Instruction.
Examine the material below. Gather every line in which the string "risetime" appears.

Stored records
— start —
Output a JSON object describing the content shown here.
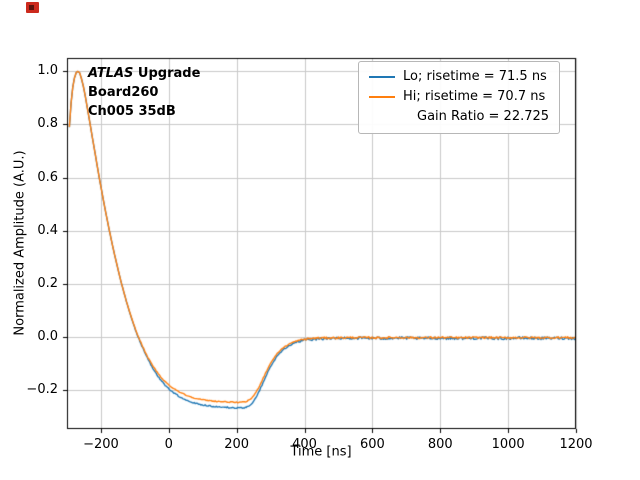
{
  "figure": {
    "background": "#ffffff",
    "corner_marker_color": "#cc2a1d"
  },
  "chart_data": {
    "type": "line",
    "title": "",
    "xlabel": "Time [ns]",
    "ylabel": "Normalized Amplitude (A.U.)",
    "xlim": [
      -300,
      1200
    ],
    "ylim": [
      -0.345,
      1.05
    ],
    "grid": true,
    "grid_color": "#c9c9c9",
    "xticks": [
      -200,
      0,
      200,
      400,
      600,
      800,
      1000,
      1200
    ],
    "xtick_labels": [
      "−200",
      "0",
      "200",
      "400",
      "600",
      "800",
      "1000",
      "1200"
    ],
    "yticks": [
      -0.2,
      0.0,
      0.2,
      0.4,
      0.6,
      0.8,
      1.0
    ],
    "ytick_labels": [
      "−0.2",
      "0.0",
      "0.2",
      "0.4",
      "0.6",
      "0.8",
      "1.0"
    ],
    "annotation": {
      "line1_italic": "ATLAS",
      "line1_bold": " Upgrade",
      "line2": "Board260",
      "line3": "Ch005 35dB"
    },
    "legend": {
      "position": "upper right",
      "entries": [
        {
          "label": "Lo; risetime = 71.5 ns",
          "color": "#1f77b4"
        },
        {
          "label": "Hi; risetime = 70.7 ns",
          "sublabel": "Gain Ratio = 22.725",
          "color": "#ff7f0e"
        }
      ]
    },
    "series": [
      {
        "name": "Lo",
        "color": "#1f77b4",
        "noise": 0.005,
        "points": [
          [
            -293,
            0.79
          ],
          [
            -288,
            0.88
          ],
          [
            -283,
            0.94
          ],
          [
            -278,
            0.975
          ],
          [
            -273,
            0.995
          ],
          [
            -268,
            1.0
          ],
          [
            -263,
            0.995
          ],
          [
            -258,
            0.975
          ],
          [
            -252,
            0.945
          ],
          [
            -246,
            0.905
          ],
          [
            -240,
            0.862
          ],
          [
            -233,
            0.81
          ],
          [
            -226,
            0.757
          ],
          [
            -219,
            0.705
          ],
          [
            -212,
            0.652
          ],
          [
            -205,
            0.6
          ],
          [
            -197,
            0.545
          ],
          [
            -189,
            0.49
          ],
          [
            -181,
            0.438
          ],
          [
            -173,
            0.388
          ],
          [
            -165,
            0.34
          ],
          [
            -157,
            0.295
          ],
          [
            -149,
            0.252
          ],
          [
            -141,
            0.21
          ],
          [
            -133,
            0.172
          ],
          [
            -125,
            0.135
          ],
          [
            -117,
            0.1
          ],
          [
            -109,
            0.068
          ],
          [
            -101,
            0.038
          ],
          [
            -93,
            0.01
          ],
          [
            -85,
            -0.016
          ],
          [
            -77,
            -0.04
          ],
          [
            -69,
            -0.063
          ],
          [
            -61,
            -0.084
          ],
          [
            -53,
            -0.103
          ],
          [
            -45,
            -0.121
          ],
          [
            -37,
            -0.137
          ],
          [
            -29,
            -0.152
          ],
          [
            -21,
            -0.165
          ],
          [
            -13,
            -0.177
          ],
          [
            -5,
            -0.188
          ],
          [
            5,
            -0.199
          ],
          [
            15,
            -0.209
          ],
          [
            25,
            -0.218
          ],
          [
            35,
            -0.226
          ],
          [
            45,
            -0.232
          ],
          [
            55,
            -0.238
          ],
          [
            65,
            -0.243
          ],
          [
            75,
            -0.247
          ],
          [
            85,
            -0.25
          ],
          [
            95,
            -0.253
          ],
          [
            110,
            -0.256
          ],
          [
            125,
            -0.259
          ],
          [
            140,
            -0.261
          ],
          [
            155,
            -0.263
          ],
          [
            170,
            -0.264
          ],
          [
            185,
            -0.265
          ],
          [
            200,
            -0.266
          ],
          [
            210,
            -0.266
          ],
          [
            220,
            -0.265
          ],
          [
            228,
            -0.263
          ],
          [
            236,
            -0.258
          ],
          [
            243,
            -0.251
          ],
          [
            250,
            -0.24
          ],
          [
            257,
            -0.226
          ],
          [
            264,
            -0.209
          ],
          [
            271,
            -0.19
          ],
          [
            278,
            -0.17
          ],
          [
            285,
            -0.15
          ],
          [
            292,
            -0.131
          ],
          [
            299,
            -0.113
          ],
          [
            306,
            -0.097
          ],
          [
            313,
            -0.083
          ],
          [
            320,
            -0.071
          ],
          [
            330,
            -0.056
          ],
          [
            340,
            -0.044
          ],
          [
            350,
            -0.035
          ],
          [
            360,
            -0.028
          ],
          [
            372,
            -0.021
          ],
          [
            384,
            -0.016
          ],
          [
            396,
            -0.012
          ],
          [
            410,
            -0.009
          ],
          [
            425,
            -0.007
          ],
          [
            440,
            -0.006
          ],
          [
            460,
            -0.005
          ],
          [
            500,
            -0.004
          ],
          [
            560,
            -0.003
          ],
          [
            620,
            -0.004
          ],
          [
            680,
            -0.003
          ],
          [
            740,
            -0.004
          ],
          [
            800,
            -0.003
          ],
          [
            860,
            -0.004
          ],
          [
            920,
            -0.003
          ],
          [
            980,
            -0.004
          ],
          [
            1040,
            -0.003
          ],
          [
            1100,
            -0.004
          ],
          [
            1160,
            -0.003
          ],
          [
            1200,
            -0.004
          ]
        ]
      },
      {
        "name": "Hi",
        "color": "#ff7f0e",
        "noise": 0.0035,
        "points": [
          [
            -293,
            0.79
          ],
          [
            -288,
            0.88
          ],
          [
            -283,
            0.94
          ],
          [
            -278,
            0.975
          ],
          [
            -273,
            0.995
          ],
          [
            -268,
            1.0
          ],
          [
            -263,
            0.995
          ],
          [
            -258,
            0.975
          ],
          [
            -252,
            0.945
          ],
          [
            -246,
            0.905
          ],
          [
            -240,
            0.862
          ],
          [
            -233,
            0.81
          ],
          [
            -226,
            0.757
          ],
          [
            -219,
            0.705
          ],
          [
            -212,
            0.652
          ],
          [
            -205,
            0.6
          ],
          [
            -197,
            0.545
          ],
          [
            -189,
            0.49
          ],
          [
            -181,
            0.438
          ],
          [
            -173,
            0.388
          ],
          [
            -165,
            0.34
          ],
          [
            -157,
            0.295
          ],
          [
            -149,
            0.252
          ],
          [
            -141,
            0.21
          ],
          [
            -133,
            0.172
          ],
          [
            -125,
            0.135
          ],
          [
            -117,
            0.102
          ],
          [
            -109,
            0.07
          ],
          [
            -101,
            0.04
          ],
          [
            -93,
            0.012
          ],
          [
            -85,
            -0.012
          ],
          [
            -77,
            -0.035
          ],
          [
            -69,
            -0.057
          ],
          [
            -61,
            -0.077
          ],
          [
            -53,
            -0.095
          ],
          [
            -45,
            -0.112
          ],
          [
            -37,
            -0.127
          ],
          [
            -29,
            -0.141
          ],
          [
            -21,
            -0.153
          ],
          [
            -13,
            -0.164
          ],
          [
            -5,
            -0.174
          ],
          [
            5,
            -0.184
          ],
          [
            15,
            -0.193
          ],
          [
            25,
            -0.201
          ],
          [
            35,
            -0.208
          ],
          [
            45,
            -0.214
          ],
          [
            55,
            -0.22
          ],
          [
            65,
            -0.224
          ],
          [
            75,
            -0.228
          ],
          [
            85,
            -0.231
          ],
          [
            95,
            -0.234
          ],
          [
            110,
            -0.237
          ],
          [
            125,
            -0.239
          ],
          [
            140,
            -0.241
          ],
          [
            155,
            -0.242
          ],
          [
            170,
            -0.243
          ],
          [
            185,
            -0.244
          ],
          [
            200,
            -0.245
          ],
          [
            210,
            -0.245
          ],
          [
            220,
            -0.244
          ],
          [
            228,
            -0.242
          ],
          [
            236,
            -0.237
          ],
          [
            243,
            -0.23
          ],
          [
            250,
            -0.22
          ],
          [
            257,
            -0.207
          ],
          [
            264,
            -0.191
          ],
          [
            271,
            -0.173
          ],
          [
            278,
            -0.154
          ],
          [
            285,
            -0.135
          ],
          [
            292,
            -0.117
          ],
          [
            299,
            -0.1
          ],
          [
            306,
            -0.085
          ],
          [
            313,
            -0.072
          ],
          [
            320,
            -0.061
          ],
          [
            330,
            -0.047
          ],
          [
            340,
            -0.037
          ],
          [
            350,
            -0.029
          ],
          [
            360,
            -0.022
          ],
          [
            372,
            -0.016
          ],
          [
            384,
            -0.012
          ],
          [
            396,
            -0.009
          ],
          [
            410,
            -0.006
          ],
          [
            425,
            -0.004
          ],
          [
            440,
            -0.003
          ],
          [
            500,
            -0.002
          ],
          [
            560,
            -0.001
          ],
          [
            620,
            -0.002
          ],
          [
            680,
            -0.001
          ],
          [
            740,
            -0.002
          ],
          [
            800,
            -0.001
          ],
          [
            860,
            -0.002
          ],
          [
            920,
            -0.001
          ],
          [
            980,
            -0.002
          ],
          [
            1040,
            -0.001
          ],
          [
            1100,
            -0.002
          ],
          [
            1160,
            -0.001
          ],
          [
            1200,
            -0.002
          ]
        ]
      }
    ]
  }
}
— end —
Worked answer.
          "label": "Lo; risetime = 71.5 ns",
          "label": "Hi; risetime = 70.7 ns",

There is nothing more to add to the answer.